■ Problem statement
Find all the lines in the entries below that hold the word "Además" and copy them.

■ Records from a collection
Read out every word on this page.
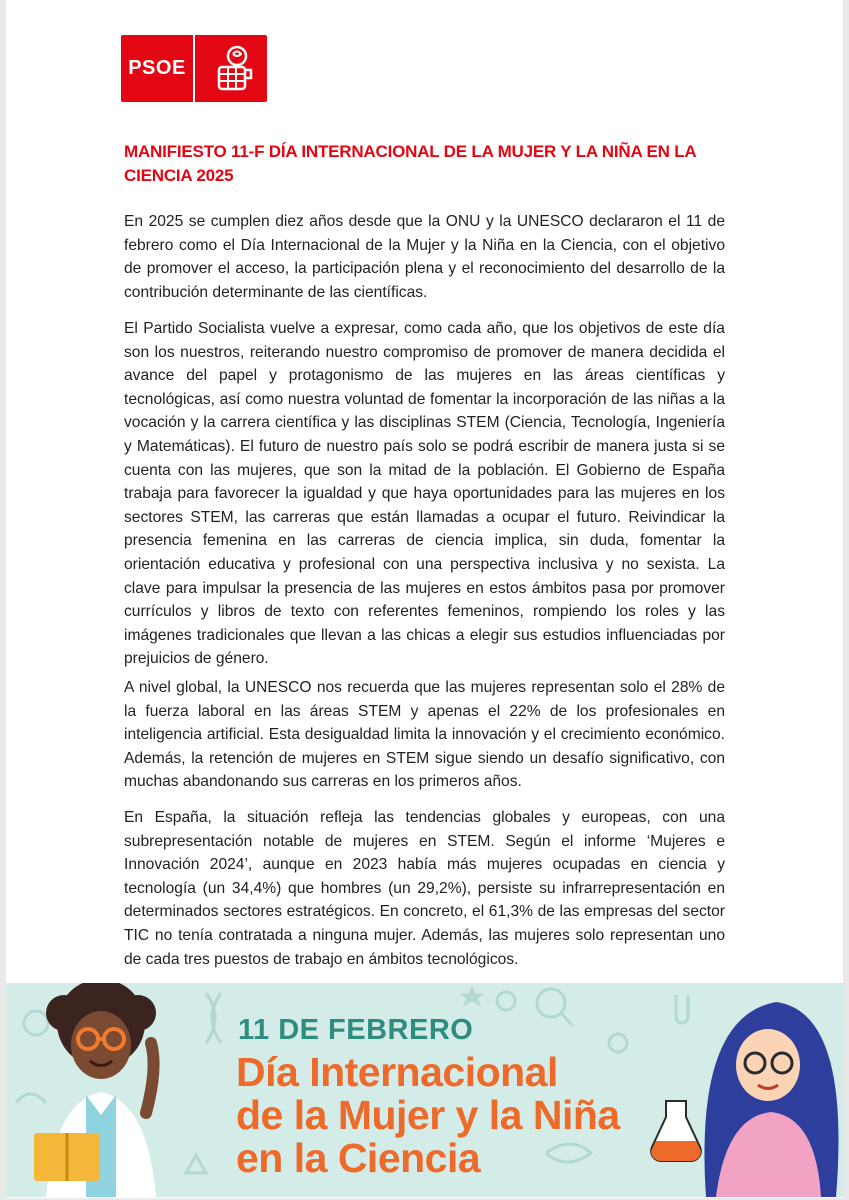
PSOE
MANIFIESTO 11-F DÍA INTERNACIONAL DE LA MUJER Y LA NIÑA EN LA CIENCIA 2025

En 2025 se cumplen diez años desde que la ONU y la UNESCO declararon el 11 de febrero como el Día Internacional de la Mujer y la Niña en la Ciencia, con el objetivo de promover el acceso, la participación plena y el reconocimiento del desarrollo de la contribución determinante de las científicas.

El Partido Socialista vuelve a expresar, como cada año, que los objetivos de este día son los nuestros, reiterando nuestro compromiso de promover de manera decidida el avance del papel y protagonismo de las mujeres en las áreas científicas y tecnológicas, así como nuestra voluntad de fomentar la incorporación de las niñas a la vocación y la carrera científica y las disciplinas STEM (Ciencia, Tecnología, Ingeniería y Matemáticas). El futuro de nuestro país solo se podrá escribir de manera justa si se cuenta con las mujeres, que son la mitad de la población. El Gobierno de España trabaja para favorecer la igualdad y que haya oportunidades para las mujeres en los sectores STEM, las carreras que están llamadas a ocupar el futuro. Reivindicar la presencia femenina en las carreras de ciencia implica, sin duda, fomentar la orientación educativa y profesional con una perspectiva inclusiva y no sexista. La clave para impulsar la presencia de las mujeres en estos ámbitos pasa por promover currículos y libros de texto con referentes femeninos, rompiendo los roles y las imágenes tradicionales que llevan a las chicas a elegir sus estudios influenciadas por prejuicios de género.

A nivel global, la UNESCO nos recuerda que las mujeres representan solo el 28% de la fuerza laboral en las áreas STEM y apenas el 22% de los profesionales en inteligencia artificial. Esta desigualdad limita la innovación y el crecimiento económico. Además, la retención de mujeres en STEM sigue siendo un desafío significativo, con muchas abandonando sus carreras en los primeros años.

En España, la situación refleja las tendencias globales y europeas, con una subrepresentación notable de mujeres en STEM. Según el informe ‘Mujeres e Innovación 2024’, aunque en 2023 había más mujeres ocupadas en ciencia y tecnología (un 34,4%) que hombres (un 29,2%), persiste su infrarrepresentación en determinados sectores estratégicos. En concreto, el 61,3% de las empresas del sector TIC no tenía contratada a ninguna mujer. Además, las mujeres solo representan uno de cada tres puestos de trabajo en ámbitos tecnológicos.

11 DE FEBRERO
Día Internacional
de la Mujer y la Niña
en la Ciencia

■ Your solution
A nivel global, la UNESCO nos recuerda que las mujeres representan solo el 28% de la fuerza laboral en las áreas STEM y apenas el 22% de los profesionales en inteligencia artificial. Esta desigualdad limita la innovación y el crecimiento económico. Además, la retención de mujeres en STEM sigue siendo un desafío significativo, con muchas abandonando sus carreras en los primeros años.
En España, la situación refleja las tendencias globales y europeas, con una subrepresentación notable de mujeres en STEM. Según el informe ‘Mujeres e Innovación 2024’, aunque en 2023 había más mujeres ocupadas en ciencia y tecnología (un 34,4%) que hombres (un 29,2%), persiste su infrarrepresentación en determinados sectores estratégicos. En concreto, el 61,3% de las empresas del sector TIC no tenía contratada a ninguna mujer. Además, las mujeres solo representan uno de cada tres puestos de trabajo en ámbitos tecnológicos.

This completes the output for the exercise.